Textauszug:
___
Dann dürftest du mit der Aufgabe ein ziemliches Problem bekommen.
Womit du anfangen könntest, wäre die Logik für Hanoi so zu Programmieren, das du den Kram auf der Konsole ausgeben kannst, noch völlig unabhängig von der GUI.
Die Logik müsstest du aber auch zu dem Zeitpunkt schon so schreiben, das du diese Schrittweise ausführst, oder die Möglichkeit hast bei jedem Schritt dir den aktuellen Zustand der Türme auszulesen.

Wenn das ganze funktioniert schreibst du dir eine angepasste Gui die dieses Modell nimmt, den Zustand ausließt und visualisiert.
Entsprechendes Material zu Swing findest du dann unter anderem hier:
Trail: Creating a GUI With JFC/Swing (The Java™ Tutorials)
___
Aufgabe:
Schreiben Sie aus dem Textauszug zu den Türmen von Hanoi die Stelle von „Wenn das ganze“ bis einschließlich „(The Java™ Tutorials)“ wortgetreu ab.

Bereitgestelltes Material:
___
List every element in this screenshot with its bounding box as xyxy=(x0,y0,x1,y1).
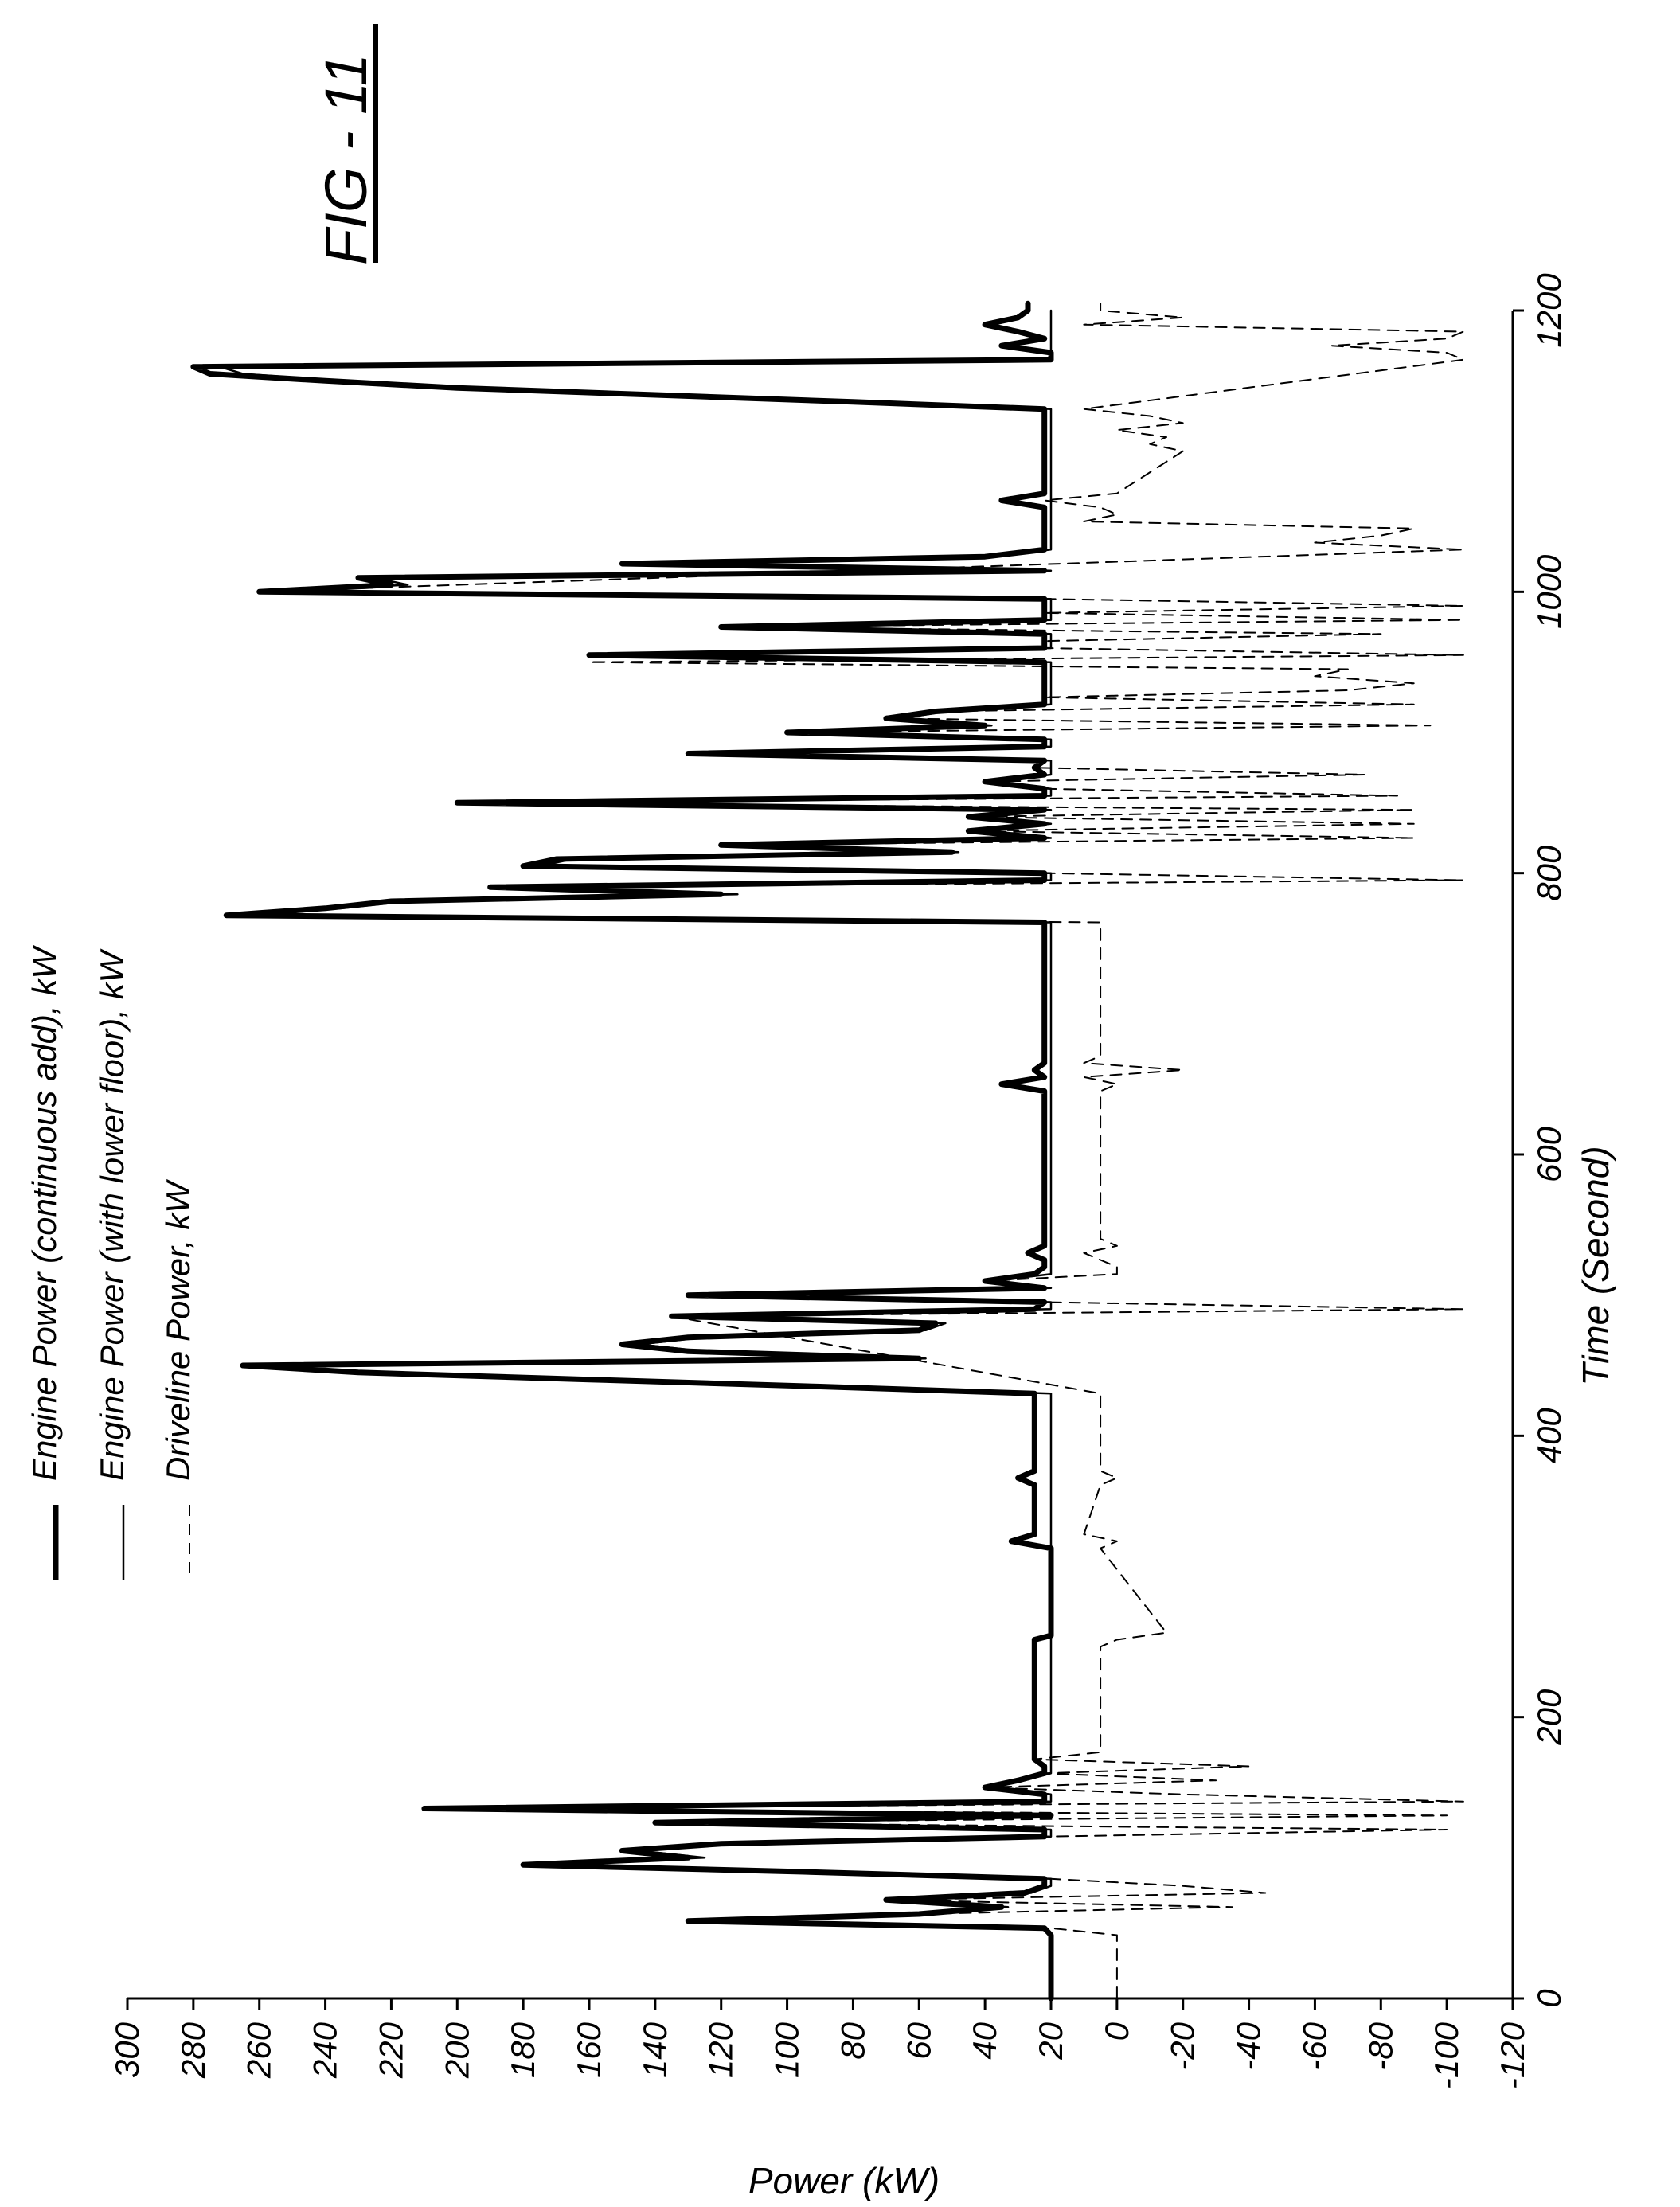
___
Lösung:
Wenn das ganze funktioniert schreibst du dir eine angepasste Gui die dieses Modell nimmt, den Zustand ausließt und visualisiert.
Entsprechendes Material zu Swing findest du dann unter anderem hier:
Trail: Creating a GUI With JFC/Swing (The Java™ Tutorials)